**Task objective:** Check each line of the material below for "Precipitaciones", then copy the ones that contain it.

**Material provided:**
◆ ◆ ◆
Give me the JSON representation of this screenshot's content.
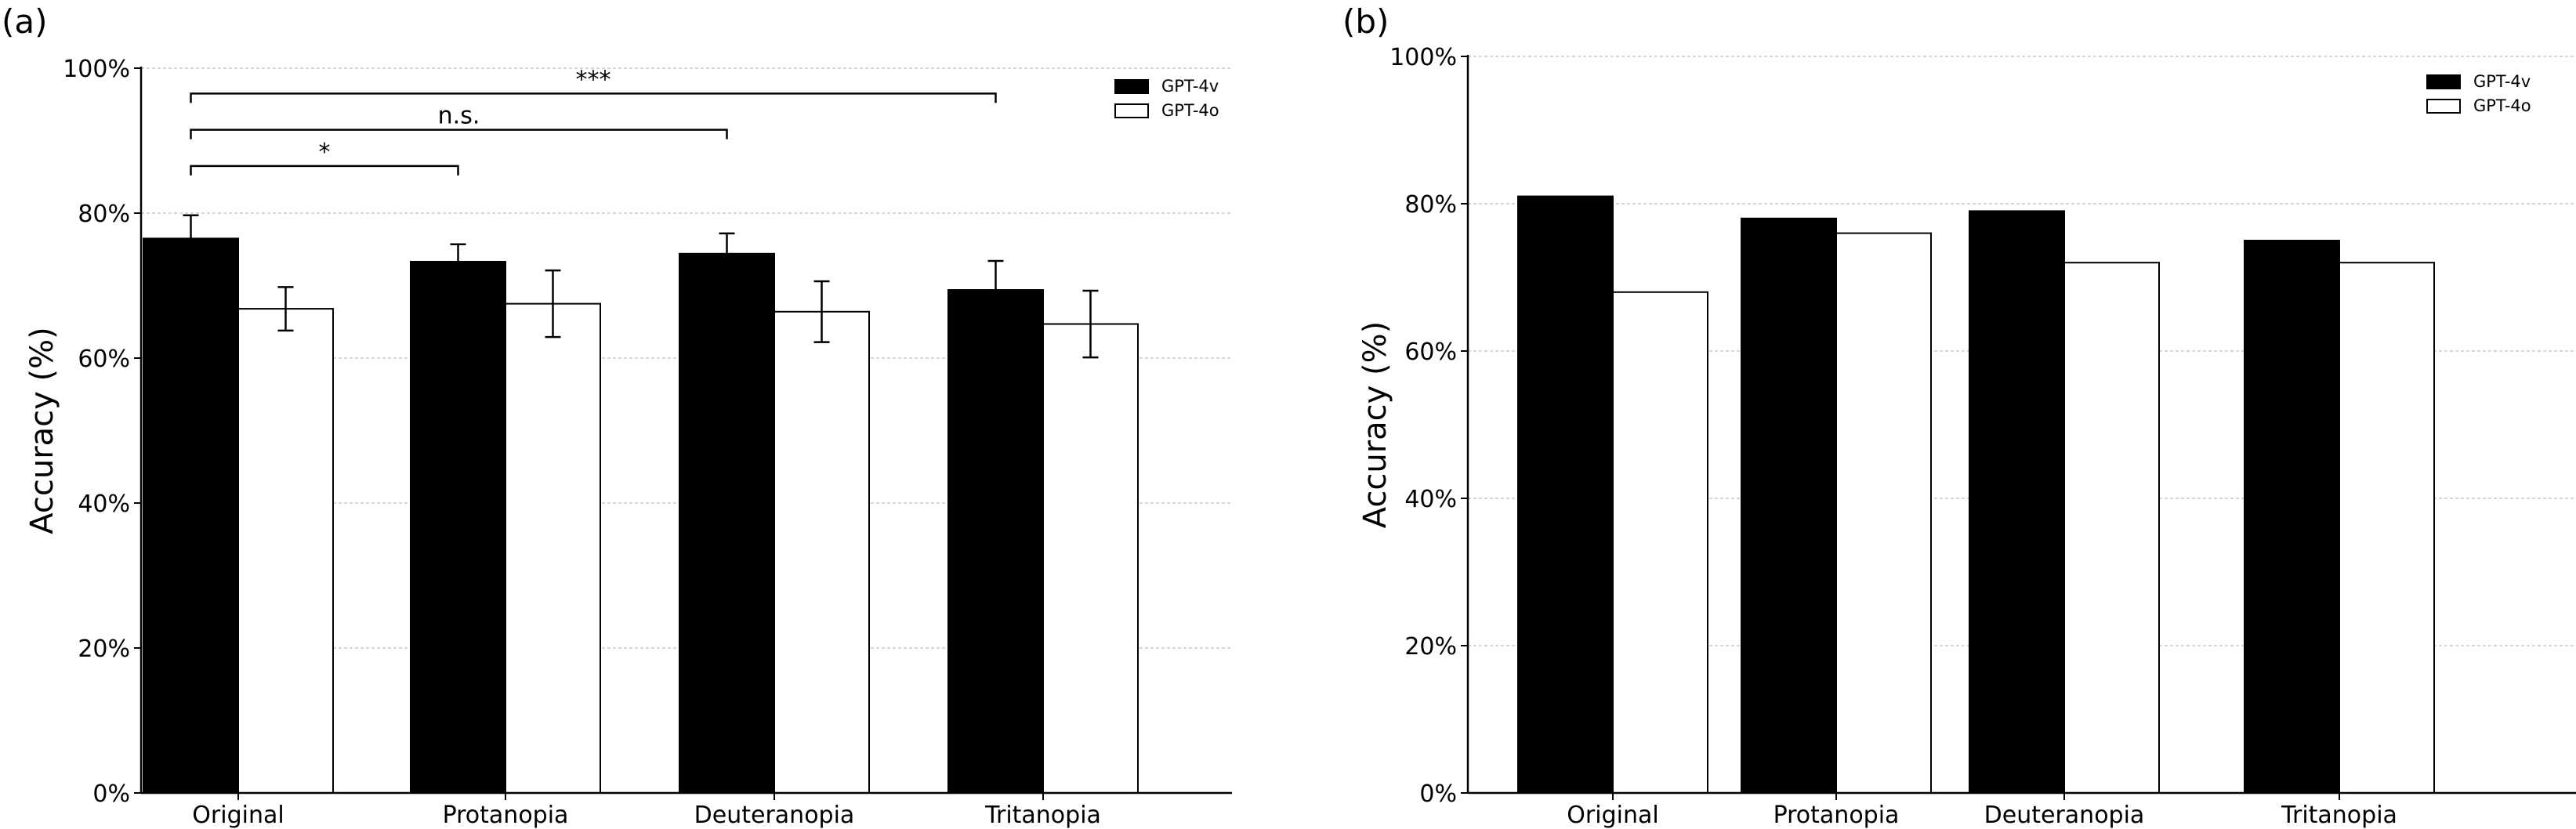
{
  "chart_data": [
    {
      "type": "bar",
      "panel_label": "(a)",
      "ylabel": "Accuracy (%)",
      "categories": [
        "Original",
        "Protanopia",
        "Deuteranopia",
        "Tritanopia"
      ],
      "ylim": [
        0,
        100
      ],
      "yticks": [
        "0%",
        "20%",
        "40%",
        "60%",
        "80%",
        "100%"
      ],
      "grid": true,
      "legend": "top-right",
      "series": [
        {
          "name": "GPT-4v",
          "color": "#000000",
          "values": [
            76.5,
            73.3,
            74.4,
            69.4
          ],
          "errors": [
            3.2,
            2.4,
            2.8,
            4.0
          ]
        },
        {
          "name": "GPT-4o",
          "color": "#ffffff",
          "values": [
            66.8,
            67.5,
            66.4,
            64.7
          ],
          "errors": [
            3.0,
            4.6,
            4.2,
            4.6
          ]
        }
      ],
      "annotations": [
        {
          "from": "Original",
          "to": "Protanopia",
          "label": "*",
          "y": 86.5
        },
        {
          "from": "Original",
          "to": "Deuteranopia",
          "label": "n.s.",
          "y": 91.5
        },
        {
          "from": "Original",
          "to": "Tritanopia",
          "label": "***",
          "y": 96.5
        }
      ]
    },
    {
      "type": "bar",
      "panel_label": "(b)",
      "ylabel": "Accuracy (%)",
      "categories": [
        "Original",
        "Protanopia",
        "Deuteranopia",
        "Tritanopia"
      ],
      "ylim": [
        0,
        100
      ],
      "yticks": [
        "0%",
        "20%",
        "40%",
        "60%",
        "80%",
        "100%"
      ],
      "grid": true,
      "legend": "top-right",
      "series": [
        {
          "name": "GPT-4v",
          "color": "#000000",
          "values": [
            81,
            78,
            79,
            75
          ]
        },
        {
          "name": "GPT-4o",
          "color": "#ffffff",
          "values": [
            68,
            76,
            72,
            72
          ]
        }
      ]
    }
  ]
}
◆ ◆ ◆
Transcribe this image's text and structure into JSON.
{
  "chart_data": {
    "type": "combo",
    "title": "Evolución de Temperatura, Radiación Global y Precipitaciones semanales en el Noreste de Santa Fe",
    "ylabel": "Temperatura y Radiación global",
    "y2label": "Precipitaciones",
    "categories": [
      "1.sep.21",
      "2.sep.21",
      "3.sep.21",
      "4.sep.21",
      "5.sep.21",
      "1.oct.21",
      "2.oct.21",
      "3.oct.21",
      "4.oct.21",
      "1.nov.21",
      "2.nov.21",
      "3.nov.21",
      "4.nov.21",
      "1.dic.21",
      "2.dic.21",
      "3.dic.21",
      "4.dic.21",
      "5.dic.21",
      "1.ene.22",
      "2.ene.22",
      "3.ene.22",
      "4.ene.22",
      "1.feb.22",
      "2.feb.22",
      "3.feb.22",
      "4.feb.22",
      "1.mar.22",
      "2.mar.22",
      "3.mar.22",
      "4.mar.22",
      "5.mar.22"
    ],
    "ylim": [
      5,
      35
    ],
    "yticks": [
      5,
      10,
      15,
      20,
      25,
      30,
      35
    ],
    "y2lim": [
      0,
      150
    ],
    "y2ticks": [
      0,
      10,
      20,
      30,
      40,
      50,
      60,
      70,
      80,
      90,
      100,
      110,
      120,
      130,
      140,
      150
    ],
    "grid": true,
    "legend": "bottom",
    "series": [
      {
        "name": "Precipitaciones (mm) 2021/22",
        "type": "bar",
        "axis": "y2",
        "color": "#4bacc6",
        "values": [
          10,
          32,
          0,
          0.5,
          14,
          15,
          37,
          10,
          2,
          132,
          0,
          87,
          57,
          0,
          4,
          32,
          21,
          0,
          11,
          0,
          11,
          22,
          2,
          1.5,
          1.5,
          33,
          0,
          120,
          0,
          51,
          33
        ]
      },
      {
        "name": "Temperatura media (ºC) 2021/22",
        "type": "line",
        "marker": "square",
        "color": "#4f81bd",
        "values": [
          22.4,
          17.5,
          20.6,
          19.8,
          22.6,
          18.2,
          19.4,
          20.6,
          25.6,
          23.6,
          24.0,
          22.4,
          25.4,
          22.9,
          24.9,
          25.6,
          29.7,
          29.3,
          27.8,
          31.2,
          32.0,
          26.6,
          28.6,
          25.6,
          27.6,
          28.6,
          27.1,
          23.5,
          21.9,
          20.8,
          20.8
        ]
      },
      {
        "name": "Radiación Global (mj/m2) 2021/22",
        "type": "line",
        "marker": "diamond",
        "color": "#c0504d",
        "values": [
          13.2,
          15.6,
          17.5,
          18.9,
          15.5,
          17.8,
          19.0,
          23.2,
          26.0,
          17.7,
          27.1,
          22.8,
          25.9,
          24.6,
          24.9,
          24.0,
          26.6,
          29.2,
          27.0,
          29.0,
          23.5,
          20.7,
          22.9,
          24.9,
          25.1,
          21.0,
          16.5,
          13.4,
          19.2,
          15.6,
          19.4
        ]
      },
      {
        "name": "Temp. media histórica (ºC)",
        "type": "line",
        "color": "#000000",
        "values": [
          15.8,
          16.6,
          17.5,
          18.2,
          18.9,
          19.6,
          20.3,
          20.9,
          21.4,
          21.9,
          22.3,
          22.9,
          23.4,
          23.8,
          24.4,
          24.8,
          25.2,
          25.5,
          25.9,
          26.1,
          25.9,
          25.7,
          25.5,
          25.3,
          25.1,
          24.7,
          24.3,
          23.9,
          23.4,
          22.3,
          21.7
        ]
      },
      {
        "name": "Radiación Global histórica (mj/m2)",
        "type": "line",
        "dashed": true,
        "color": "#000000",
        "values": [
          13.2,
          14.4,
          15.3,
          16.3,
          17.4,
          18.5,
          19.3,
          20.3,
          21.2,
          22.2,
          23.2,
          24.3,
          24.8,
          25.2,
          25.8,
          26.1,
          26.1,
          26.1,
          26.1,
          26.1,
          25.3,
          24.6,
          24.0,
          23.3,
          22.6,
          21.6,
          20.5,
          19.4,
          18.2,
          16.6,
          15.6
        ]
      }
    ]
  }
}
◆ ◆ ◆
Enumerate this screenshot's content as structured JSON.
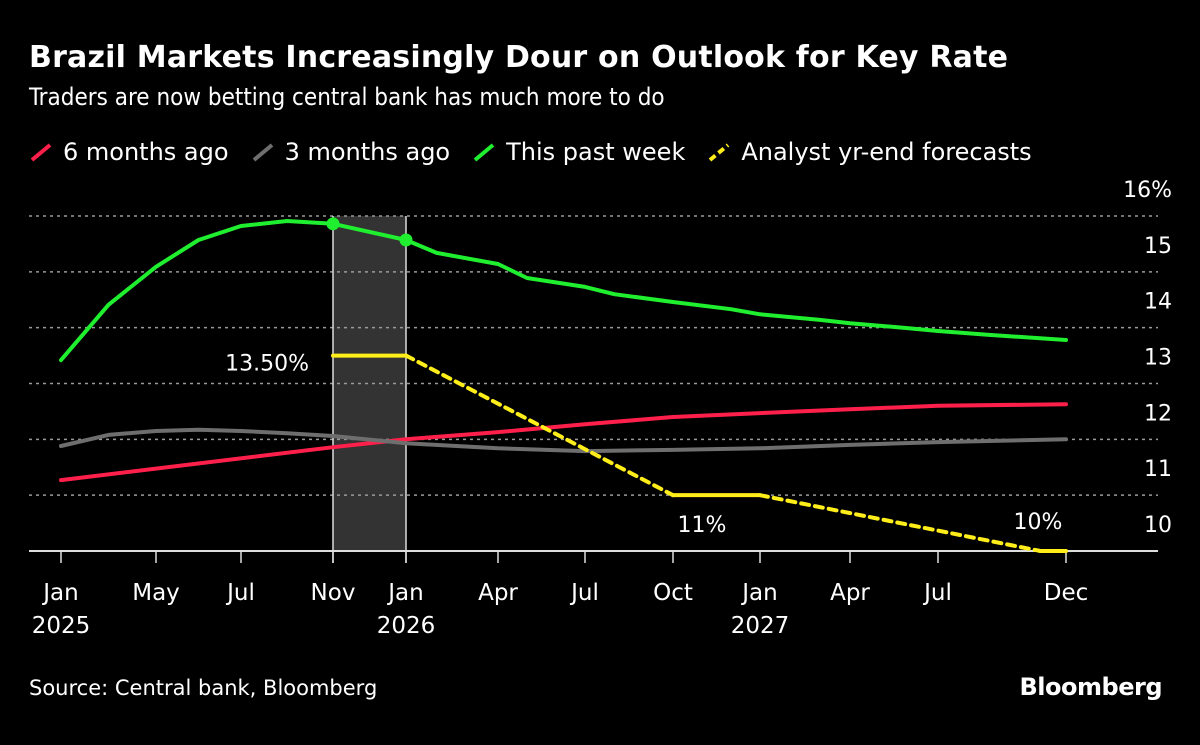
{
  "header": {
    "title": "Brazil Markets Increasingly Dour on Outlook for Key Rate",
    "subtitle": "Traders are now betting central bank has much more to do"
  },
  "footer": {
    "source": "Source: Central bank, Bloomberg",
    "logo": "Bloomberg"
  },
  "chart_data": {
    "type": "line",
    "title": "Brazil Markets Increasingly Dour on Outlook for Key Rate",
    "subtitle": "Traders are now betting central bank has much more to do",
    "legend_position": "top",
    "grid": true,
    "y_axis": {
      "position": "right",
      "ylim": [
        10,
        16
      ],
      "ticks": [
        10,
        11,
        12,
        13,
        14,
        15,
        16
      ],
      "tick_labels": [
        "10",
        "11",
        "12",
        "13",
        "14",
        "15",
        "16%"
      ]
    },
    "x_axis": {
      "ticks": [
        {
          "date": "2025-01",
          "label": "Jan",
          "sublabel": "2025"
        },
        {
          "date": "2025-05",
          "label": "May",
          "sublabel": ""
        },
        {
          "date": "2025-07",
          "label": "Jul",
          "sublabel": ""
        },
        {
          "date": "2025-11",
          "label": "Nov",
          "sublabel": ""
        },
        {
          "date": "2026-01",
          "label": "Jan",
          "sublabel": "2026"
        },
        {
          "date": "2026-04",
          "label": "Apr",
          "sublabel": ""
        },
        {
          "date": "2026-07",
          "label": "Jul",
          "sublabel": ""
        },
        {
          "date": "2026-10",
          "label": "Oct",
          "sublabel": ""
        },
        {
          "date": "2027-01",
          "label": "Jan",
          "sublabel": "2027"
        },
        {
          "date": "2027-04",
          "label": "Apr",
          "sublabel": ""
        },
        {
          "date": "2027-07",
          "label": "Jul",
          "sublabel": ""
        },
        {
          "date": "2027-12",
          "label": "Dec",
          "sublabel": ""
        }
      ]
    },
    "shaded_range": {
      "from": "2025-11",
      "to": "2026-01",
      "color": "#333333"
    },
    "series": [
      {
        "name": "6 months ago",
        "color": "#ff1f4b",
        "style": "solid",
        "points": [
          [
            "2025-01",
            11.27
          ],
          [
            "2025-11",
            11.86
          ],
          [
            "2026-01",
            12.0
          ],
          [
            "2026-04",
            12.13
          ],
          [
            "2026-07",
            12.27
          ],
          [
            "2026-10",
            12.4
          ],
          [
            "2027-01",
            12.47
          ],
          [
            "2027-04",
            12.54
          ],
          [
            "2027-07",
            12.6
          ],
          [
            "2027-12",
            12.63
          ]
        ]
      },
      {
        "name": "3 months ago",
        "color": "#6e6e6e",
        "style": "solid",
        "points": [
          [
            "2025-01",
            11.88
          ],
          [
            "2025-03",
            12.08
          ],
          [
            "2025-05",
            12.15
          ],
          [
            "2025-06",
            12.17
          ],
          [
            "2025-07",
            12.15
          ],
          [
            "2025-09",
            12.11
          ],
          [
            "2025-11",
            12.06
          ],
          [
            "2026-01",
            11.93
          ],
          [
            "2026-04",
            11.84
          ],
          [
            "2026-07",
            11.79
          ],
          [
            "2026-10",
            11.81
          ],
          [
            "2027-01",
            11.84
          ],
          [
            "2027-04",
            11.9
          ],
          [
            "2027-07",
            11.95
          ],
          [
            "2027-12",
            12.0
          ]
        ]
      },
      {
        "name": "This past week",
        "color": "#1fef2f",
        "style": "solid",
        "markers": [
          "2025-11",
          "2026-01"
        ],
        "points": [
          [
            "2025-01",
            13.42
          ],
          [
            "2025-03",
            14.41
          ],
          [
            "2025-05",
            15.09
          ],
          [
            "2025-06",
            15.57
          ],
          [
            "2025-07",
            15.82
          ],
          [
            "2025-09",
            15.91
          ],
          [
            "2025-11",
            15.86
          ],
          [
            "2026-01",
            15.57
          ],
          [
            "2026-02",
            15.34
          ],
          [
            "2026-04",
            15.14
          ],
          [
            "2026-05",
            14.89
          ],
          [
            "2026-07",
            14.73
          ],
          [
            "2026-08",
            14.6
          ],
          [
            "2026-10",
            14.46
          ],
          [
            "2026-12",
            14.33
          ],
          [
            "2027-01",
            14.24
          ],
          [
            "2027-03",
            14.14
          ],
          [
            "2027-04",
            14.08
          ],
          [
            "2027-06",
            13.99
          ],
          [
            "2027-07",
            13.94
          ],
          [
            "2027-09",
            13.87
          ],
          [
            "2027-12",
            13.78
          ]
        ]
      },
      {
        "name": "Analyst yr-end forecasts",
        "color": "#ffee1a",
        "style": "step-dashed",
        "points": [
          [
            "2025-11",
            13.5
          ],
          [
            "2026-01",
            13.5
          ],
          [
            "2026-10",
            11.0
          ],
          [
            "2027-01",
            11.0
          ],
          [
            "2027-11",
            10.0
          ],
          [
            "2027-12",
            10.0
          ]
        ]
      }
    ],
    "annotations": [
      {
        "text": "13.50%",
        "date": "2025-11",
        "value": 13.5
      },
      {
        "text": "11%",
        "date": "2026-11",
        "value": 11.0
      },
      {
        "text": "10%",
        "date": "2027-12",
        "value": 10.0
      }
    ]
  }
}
◆ ◆ ◆
**Written response:**
    "title": "Evolución de Temperatura, Radiación Global y Precipitaciones semanales en el Noreste de Santa Fe",
    "y2label": "Precipitaciones",
        "name": "Precipitaciones (mm) 2021/22",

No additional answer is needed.